▶ **Problem to work on**
Extract all lines that hold "title" from the records below.

▶ **Records**
##########
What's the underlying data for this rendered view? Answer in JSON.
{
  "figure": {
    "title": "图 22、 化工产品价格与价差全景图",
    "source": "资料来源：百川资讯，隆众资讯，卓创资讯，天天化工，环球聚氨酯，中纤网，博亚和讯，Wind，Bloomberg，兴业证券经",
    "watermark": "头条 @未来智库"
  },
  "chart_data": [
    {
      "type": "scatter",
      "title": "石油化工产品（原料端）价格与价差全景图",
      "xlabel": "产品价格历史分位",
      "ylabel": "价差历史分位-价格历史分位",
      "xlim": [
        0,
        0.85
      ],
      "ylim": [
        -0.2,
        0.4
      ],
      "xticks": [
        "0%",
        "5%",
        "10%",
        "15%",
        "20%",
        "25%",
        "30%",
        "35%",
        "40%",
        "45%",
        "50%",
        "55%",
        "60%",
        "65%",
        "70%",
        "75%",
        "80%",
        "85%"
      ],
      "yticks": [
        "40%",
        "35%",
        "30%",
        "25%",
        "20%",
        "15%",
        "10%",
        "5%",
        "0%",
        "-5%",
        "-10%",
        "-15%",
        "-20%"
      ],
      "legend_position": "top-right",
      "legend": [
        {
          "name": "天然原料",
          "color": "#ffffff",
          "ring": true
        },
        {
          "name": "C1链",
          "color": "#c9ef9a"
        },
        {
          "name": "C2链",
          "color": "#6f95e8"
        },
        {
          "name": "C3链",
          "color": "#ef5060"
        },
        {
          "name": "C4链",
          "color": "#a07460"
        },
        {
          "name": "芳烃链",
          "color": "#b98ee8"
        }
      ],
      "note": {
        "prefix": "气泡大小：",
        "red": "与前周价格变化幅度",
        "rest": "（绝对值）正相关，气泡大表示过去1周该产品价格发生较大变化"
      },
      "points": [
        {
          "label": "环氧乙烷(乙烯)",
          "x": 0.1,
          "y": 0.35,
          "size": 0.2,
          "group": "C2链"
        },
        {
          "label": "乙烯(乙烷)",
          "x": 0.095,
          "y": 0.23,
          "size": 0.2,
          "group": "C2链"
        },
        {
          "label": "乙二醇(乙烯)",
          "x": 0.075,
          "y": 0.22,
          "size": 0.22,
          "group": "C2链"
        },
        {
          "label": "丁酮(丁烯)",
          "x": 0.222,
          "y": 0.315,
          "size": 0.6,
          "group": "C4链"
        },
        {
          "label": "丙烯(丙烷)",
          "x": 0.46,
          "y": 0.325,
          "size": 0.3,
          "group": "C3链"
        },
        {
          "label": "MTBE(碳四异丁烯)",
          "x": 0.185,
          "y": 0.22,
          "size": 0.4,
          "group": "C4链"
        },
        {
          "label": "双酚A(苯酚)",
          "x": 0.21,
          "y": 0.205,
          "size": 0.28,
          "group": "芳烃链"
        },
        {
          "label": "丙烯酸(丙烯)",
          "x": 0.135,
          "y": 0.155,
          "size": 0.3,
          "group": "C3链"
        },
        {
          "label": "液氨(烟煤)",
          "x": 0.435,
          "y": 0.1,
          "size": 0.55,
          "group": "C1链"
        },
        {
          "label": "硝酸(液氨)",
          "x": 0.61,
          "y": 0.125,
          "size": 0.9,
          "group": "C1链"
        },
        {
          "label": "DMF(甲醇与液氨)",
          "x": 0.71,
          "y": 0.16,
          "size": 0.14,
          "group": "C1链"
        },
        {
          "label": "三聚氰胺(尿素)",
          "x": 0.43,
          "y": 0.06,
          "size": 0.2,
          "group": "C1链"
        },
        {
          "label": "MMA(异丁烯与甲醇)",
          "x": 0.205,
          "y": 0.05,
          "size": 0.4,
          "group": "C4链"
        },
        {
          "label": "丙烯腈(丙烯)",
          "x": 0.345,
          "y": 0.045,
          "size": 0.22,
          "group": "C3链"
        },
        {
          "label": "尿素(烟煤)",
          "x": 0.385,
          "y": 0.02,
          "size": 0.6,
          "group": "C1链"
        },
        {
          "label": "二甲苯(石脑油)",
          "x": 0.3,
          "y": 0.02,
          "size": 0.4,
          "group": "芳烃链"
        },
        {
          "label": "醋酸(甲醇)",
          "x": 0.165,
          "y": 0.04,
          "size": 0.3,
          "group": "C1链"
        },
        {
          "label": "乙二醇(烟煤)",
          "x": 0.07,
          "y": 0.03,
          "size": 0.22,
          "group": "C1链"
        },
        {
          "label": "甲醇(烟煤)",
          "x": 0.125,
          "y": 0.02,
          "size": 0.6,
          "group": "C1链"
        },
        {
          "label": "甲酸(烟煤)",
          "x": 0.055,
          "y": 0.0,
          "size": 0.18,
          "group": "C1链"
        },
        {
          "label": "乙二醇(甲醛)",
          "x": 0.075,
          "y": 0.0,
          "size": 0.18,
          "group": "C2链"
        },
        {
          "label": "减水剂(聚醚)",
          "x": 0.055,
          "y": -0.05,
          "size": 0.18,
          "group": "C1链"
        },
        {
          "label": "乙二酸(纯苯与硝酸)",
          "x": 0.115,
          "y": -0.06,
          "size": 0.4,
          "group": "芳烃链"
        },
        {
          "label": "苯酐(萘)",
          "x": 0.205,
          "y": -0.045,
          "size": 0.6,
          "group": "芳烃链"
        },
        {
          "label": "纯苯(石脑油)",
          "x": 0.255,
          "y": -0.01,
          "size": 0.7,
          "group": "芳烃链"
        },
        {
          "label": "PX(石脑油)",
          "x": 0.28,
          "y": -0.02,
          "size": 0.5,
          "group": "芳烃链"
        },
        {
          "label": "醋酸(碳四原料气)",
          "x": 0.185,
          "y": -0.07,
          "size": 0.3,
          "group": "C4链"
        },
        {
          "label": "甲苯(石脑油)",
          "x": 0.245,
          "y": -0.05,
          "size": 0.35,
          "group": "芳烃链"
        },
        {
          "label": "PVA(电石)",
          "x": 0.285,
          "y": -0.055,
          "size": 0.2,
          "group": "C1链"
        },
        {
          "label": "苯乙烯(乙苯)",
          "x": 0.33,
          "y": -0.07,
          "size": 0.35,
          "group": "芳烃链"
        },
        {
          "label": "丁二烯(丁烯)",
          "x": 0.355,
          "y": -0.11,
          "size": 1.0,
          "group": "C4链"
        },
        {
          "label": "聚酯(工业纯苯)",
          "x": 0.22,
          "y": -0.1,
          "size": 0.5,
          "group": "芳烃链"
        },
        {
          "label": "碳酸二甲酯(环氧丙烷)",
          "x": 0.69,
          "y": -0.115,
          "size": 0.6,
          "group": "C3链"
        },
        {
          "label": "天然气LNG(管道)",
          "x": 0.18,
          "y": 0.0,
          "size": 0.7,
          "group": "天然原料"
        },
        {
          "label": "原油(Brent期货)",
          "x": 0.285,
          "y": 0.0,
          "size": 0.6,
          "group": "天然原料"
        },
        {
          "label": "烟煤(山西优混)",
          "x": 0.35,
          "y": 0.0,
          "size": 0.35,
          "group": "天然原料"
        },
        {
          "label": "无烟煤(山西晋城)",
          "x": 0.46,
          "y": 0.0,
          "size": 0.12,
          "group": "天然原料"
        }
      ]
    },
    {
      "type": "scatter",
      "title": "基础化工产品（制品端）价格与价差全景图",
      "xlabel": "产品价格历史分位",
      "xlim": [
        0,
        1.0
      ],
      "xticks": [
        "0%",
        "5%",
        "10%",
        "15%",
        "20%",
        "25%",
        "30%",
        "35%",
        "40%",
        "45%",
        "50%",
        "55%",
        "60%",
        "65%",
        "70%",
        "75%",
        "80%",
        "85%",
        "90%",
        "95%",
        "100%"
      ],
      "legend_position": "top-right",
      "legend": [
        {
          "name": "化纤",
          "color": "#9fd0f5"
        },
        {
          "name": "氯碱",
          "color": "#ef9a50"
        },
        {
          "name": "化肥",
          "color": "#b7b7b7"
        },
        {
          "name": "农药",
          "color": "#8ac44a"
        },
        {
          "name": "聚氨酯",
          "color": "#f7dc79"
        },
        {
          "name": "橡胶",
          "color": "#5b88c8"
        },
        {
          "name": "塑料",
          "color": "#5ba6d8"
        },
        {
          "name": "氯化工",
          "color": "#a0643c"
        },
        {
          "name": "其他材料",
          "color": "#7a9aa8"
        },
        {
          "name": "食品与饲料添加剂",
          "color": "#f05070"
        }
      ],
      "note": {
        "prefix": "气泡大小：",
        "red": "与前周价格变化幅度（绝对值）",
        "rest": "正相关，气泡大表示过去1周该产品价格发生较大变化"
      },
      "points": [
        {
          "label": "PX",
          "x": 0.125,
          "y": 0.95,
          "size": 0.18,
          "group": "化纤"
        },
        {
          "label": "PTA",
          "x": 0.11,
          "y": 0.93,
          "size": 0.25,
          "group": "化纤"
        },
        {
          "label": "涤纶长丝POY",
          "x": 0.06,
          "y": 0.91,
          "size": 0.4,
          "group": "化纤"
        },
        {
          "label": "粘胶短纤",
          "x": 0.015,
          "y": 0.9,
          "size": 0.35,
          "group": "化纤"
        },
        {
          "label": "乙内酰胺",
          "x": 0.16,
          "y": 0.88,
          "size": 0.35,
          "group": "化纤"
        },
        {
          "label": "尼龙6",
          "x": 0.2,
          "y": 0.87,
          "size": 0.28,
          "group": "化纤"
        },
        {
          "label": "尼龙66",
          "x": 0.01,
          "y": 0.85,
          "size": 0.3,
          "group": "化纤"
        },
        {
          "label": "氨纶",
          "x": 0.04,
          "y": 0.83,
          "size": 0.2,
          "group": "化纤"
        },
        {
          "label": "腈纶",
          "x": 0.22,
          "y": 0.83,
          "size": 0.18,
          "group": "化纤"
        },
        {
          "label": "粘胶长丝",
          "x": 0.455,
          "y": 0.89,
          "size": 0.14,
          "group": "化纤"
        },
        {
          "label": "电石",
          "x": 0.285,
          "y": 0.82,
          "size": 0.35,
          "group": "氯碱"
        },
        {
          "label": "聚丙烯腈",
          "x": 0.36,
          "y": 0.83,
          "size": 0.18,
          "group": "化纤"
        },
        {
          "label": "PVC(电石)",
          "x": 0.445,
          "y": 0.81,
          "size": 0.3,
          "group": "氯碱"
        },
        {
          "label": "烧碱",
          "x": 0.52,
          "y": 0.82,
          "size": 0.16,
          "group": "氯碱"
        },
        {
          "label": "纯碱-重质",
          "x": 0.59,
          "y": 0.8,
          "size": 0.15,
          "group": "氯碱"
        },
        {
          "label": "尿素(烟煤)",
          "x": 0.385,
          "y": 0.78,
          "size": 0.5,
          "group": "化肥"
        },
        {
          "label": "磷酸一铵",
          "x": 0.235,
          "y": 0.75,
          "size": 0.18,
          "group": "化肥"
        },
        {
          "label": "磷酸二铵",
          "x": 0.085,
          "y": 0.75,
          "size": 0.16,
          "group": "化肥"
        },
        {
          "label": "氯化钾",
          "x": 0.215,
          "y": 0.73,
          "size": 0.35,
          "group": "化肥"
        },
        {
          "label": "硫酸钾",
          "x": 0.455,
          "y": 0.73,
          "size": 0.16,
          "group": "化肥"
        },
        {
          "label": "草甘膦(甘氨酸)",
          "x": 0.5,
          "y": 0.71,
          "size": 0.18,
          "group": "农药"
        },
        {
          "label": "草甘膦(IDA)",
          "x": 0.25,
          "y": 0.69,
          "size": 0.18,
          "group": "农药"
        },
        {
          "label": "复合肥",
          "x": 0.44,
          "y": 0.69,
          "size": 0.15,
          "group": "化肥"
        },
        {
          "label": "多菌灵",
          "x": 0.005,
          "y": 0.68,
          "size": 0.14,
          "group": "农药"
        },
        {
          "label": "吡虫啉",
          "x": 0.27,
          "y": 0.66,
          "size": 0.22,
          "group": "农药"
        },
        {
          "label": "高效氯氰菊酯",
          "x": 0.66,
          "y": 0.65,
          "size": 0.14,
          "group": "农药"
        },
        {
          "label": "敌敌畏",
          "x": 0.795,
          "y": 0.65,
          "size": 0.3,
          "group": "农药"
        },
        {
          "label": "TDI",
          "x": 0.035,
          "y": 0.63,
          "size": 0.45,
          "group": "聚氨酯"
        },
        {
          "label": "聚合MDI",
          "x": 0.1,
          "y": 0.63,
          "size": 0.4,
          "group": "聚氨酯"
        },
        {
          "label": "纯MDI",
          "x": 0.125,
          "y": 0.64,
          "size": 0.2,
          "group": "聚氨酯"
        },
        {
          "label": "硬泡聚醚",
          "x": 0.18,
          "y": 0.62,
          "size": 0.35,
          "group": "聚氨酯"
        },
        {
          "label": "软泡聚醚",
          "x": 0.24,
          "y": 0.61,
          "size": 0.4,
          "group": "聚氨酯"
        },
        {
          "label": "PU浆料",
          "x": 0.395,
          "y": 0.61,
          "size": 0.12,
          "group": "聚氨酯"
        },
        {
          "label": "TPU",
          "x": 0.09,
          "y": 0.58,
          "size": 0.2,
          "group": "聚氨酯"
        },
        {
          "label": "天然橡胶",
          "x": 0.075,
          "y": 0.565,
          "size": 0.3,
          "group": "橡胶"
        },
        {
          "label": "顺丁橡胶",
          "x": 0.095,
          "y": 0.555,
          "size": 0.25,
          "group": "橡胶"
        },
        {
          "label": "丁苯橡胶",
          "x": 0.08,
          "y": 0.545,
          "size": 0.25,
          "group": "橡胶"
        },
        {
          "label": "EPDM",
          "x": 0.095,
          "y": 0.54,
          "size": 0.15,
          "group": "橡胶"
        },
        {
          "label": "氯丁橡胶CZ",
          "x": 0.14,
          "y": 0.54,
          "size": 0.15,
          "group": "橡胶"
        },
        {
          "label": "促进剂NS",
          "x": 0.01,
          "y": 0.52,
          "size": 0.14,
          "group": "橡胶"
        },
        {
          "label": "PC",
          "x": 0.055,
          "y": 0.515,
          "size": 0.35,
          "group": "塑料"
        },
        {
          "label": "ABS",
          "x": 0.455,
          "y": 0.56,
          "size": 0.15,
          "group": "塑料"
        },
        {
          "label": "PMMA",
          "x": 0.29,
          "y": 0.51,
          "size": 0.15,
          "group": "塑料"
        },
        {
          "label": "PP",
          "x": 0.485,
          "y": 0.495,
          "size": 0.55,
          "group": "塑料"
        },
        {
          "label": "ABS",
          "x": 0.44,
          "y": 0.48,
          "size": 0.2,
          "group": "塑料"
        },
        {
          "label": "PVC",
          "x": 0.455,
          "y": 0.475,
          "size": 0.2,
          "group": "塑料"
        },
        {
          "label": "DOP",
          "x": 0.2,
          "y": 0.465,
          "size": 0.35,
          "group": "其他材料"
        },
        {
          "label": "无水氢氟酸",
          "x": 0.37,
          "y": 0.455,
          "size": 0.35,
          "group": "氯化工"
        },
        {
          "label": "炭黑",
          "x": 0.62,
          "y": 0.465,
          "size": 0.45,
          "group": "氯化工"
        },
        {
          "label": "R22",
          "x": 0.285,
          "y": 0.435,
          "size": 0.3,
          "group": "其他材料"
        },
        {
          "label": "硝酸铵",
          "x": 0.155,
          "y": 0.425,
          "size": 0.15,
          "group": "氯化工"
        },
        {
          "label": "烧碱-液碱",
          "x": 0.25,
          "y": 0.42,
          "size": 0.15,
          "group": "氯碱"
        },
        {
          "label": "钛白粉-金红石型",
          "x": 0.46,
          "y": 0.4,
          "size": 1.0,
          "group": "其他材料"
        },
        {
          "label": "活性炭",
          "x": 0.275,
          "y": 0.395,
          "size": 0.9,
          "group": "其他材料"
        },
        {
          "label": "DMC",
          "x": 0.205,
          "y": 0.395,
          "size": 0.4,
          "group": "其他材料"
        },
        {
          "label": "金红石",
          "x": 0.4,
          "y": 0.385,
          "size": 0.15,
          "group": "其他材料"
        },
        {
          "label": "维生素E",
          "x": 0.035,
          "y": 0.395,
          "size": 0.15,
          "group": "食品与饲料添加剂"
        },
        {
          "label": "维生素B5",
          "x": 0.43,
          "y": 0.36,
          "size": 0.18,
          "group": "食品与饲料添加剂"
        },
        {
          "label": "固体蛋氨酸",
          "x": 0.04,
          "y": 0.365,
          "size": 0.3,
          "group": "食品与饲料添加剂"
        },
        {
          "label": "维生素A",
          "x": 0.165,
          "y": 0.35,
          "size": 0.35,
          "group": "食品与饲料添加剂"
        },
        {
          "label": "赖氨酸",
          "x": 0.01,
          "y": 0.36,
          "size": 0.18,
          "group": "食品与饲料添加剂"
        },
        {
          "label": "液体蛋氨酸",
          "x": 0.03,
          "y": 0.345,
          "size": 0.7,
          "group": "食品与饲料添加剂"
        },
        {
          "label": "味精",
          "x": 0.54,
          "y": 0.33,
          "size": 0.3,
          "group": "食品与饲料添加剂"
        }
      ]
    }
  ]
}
##########
▶ **Response**
    "title": "图 22、 化工产品价格与价差全景图",
      "title": "石油化工产品（原料端）价格与价差全景图",
      "title": "基础化工产品（制品端）价格与价差全景图",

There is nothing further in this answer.